Load the AutoTuner R object containing the EICparams results in R (version ≥3.6). Call the returnParams function on the AutoTuner object to extract the nine parameter estimates it has computed during the sliding window TIC analysis, peak isolation, and EIC parameter extraction phases. Format the returned parameters as a table with columns and rows suitable for XCMS input, ensuring all nine estimates are present and within expected ranges for your mass analyzer type (qTOF, orbitrap, or FTICR). Export the parameter table to a structured format (CSV or TSV) with proper delimiters and headers for downstream consumption by XCMS.

## Related tools

- **XCMS** (Downstream metabolomics data processing software that consumes the nine AutoTuner parameter estimates)
- **MZmine2** (Alternative downstream metabolomics data processing software compatible with AutoTuner parameter output)
- **R** (Environment in which AutoTuner object is loaded and returnParams function is executed)
- **Autotuner** (R package containing the AutoTuner class and returnParams method) — https://github.com/KujawinskiLaboratory/Autotuner
- **MSconvert** (Tool for pre-processing raw mass spectral data into standard formats (mzML/mzXML/CDF) before AutoTuner analysis)

## Examples

```
library(Autotuner); at_obj <- readRDS('autotuner_object.rds'); params <- returnParams(at_obj); write.csv(params, 'xcms_parameters.csv', row.names=FALSE)
```

## Evaluation signals

- The returned table contains exactly nine parameter estimates with no missing values (NA or NaN).
- All nine parameter values fall within expected ranges for the mass analyzer type used (qTOF, orbitrap, or FTICR); parameters should be plausible for chromatographic and mass spectral resolution of the instrument.
- The table structure matches XCMS parameter input requirements (correct column names, numeric data types, appropriate delimiters in exported file).
- When the exported parameter table is passed to XCMS, the software accepts it without format errors and processes the full dataset without parameter-related failures.
- Cross-validation: parameters estimated by AutoTuner on a subset of samples should be consistent when compared to parameters estimated on a different subset (reproducibility check).

## Limitations

- AutoTuner has been tested on qTOF, orbitrap, and FTICR mass analyzers; performance on other analyzer types is not documented.
- Requires at least 3 raw samples and a metadata spreadsheet linking samples to experimental factors; smaller or poorly annotated datasets may not yield robust parameter estimates.

☆ ☆ ☆ ☆

◆ BRIEF A:
State whether each statement agrees with the AutoTuner guide, answering yes or no and quoting the deciding words of the guide: (i) AutoTuner requires at least three raw samples; (ii) the returnParams function extracts twelve parameter estimates; (iii) AutoTuner's performance on analyzer types other than qTOF, orbitrap, and FTICR is documented.
◆ BRIEF B:
Continue the AutoTuner guide after its final sentence.
The entries play no part in this work.

◆ DATA LISTING:

☆ ☆ ☆ ☆

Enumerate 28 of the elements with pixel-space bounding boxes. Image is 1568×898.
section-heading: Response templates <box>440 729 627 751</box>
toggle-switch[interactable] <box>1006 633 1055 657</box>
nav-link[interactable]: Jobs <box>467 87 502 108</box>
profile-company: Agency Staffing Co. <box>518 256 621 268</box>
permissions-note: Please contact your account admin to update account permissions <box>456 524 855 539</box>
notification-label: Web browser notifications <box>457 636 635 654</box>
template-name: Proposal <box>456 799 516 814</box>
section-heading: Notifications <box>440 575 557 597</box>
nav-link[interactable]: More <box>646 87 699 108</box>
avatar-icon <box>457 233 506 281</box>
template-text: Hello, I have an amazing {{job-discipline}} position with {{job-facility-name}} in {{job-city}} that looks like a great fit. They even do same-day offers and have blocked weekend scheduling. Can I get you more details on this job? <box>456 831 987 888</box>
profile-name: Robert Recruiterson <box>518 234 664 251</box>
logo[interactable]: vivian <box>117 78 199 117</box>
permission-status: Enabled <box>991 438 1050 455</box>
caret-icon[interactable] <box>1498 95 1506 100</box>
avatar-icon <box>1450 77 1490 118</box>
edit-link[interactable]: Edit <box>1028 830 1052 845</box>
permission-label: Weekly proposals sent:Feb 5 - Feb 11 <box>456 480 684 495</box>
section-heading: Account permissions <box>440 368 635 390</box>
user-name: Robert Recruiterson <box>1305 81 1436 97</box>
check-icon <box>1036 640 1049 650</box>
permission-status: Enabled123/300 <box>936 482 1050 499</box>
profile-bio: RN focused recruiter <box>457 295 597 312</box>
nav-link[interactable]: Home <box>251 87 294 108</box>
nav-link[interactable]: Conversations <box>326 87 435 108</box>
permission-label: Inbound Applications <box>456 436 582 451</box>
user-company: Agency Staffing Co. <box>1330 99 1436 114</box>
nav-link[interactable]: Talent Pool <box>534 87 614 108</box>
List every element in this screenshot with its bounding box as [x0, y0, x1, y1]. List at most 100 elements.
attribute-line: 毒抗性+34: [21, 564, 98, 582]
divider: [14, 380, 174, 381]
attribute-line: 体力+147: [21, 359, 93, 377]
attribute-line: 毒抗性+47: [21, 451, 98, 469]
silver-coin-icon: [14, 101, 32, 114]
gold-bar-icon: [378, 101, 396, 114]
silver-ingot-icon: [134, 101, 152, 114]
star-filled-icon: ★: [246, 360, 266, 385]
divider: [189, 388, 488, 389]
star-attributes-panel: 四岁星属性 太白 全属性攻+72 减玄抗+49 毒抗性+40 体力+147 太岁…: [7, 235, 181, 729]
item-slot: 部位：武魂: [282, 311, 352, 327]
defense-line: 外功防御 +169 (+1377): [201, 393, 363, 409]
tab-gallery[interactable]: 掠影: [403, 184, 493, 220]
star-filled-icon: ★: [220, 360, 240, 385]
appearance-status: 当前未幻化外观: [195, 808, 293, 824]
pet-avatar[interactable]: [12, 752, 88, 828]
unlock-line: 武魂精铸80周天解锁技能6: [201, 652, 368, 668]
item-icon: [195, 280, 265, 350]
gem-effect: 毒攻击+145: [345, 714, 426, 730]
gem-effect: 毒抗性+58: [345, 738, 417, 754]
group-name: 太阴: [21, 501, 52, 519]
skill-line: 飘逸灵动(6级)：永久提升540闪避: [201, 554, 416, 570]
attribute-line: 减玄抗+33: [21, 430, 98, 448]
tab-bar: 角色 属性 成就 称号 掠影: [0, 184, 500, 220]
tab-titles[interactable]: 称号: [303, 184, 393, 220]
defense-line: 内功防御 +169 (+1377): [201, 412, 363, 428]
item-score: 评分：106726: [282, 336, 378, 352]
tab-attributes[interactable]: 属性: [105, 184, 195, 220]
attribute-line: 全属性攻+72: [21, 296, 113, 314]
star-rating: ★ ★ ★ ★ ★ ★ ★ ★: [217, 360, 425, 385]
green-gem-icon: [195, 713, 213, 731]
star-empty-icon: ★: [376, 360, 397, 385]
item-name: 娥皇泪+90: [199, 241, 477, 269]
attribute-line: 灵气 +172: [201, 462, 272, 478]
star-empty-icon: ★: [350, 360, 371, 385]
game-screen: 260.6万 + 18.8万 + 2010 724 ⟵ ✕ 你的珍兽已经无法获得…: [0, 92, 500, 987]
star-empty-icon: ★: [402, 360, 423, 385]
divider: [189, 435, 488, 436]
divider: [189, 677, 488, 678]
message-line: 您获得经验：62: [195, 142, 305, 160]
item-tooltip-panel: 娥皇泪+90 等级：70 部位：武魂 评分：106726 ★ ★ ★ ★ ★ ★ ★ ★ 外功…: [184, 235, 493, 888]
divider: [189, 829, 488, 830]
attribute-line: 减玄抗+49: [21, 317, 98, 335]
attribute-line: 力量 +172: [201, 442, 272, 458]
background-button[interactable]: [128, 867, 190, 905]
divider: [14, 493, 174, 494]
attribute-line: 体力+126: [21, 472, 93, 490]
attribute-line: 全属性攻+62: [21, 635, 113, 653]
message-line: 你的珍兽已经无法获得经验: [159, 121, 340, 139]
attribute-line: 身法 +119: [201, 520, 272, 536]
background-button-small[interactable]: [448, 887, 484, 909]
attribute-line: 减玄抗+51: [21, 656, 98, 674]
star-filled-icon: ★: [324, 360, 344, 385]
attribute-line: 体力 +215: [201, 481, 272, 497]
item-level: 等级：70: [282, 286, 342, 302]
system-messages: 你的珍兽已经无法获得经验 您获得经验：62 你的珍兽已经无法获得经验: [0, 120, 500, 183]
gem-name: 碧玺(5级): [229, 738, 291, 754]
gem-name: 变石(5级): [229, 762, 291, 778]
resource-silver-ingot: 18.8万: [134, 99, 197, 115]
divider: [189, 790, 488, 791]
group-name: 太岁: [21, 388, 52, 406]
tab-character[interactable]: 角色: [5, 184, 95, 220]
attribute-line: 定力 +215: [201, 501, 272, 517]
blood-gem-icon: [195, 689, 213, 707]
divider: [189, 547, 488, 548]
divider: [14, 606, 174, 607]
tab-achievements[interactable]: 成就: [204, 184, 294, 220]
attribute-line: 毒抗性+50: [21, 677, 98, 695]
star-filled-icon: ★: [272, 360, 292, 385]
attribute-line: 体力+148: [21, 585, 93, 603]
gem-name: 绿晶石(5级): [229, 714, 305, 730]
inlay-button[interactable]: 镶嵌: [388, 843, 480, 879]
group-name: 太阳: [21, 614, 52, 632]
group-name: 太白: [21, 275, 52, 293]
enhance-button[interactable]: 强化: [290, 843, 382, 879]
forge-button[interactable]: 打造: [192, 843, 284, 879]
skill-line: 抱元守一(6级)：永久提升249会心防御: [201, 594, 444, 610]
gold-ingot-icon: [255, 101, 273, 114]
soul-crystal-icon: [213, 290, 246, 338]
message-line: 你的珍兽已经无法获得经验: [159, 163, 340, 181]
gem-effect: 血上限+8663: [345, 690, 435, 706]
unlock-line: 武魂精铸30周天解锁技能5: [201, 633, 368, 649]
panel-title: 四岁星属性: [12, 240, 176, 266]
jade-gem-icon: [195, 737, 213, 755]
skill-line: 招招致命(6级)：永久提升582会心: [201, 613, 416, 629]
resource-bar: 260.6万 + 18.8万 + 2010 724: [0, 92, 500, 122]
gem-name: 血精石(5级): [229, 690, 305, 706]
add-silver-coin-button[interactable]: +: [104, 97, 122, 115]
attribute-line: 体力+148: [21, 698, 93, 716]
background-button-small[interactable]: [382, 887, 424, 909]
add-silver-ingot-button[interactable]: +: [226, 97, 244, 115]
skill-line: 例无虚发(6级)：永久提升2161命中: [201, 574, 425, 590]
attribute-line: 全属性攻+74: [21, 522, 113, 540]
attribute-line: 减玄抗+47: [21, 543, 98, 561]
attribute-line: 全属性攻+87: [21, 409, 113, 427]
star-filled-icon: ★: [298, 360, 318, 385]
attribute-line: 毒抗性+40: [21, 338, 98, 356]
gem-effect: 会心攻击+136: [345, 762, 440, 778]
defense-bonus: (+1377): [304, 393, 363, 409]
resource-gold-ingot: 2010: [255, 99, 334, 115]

☆ ☆ ☆ ☆

◆ FINAL ANSWER A:
(i) Yes: "Requires at least 3 raw samples"
(ii) No: "extract the nine parameter estimates"
(iii) No: "performance on other analyzer types is not documented"

◆ FINAL ANSWER B:
- The nine parameter estimates are sensitive to the lag, threshold, and influence parameters used in the sliding window TIC peak identification step; suboptimal tuning of these filters can propagate to downstream parameters.
- No changelog is provided in the repository; version differences and breaking changes in the returnParams function signature are not formally tracked.

## Evidence

- [other] The returnParams function outputs parameter estimates from EICparams results and the AutoTuner object that can be entered directly into XCMS to process raw untargeted metabolomics data.: "The returnParams function outputs parameter estimates from EICparams results and the AutoTuner object that can be entered directly into XCMS"
- [intro] AutoTuner quickly finds estimates for nine distinct parameters using statistical inference.: "Using statistical inference, AutoTuner quickly finds estimates for nine distinct parameters."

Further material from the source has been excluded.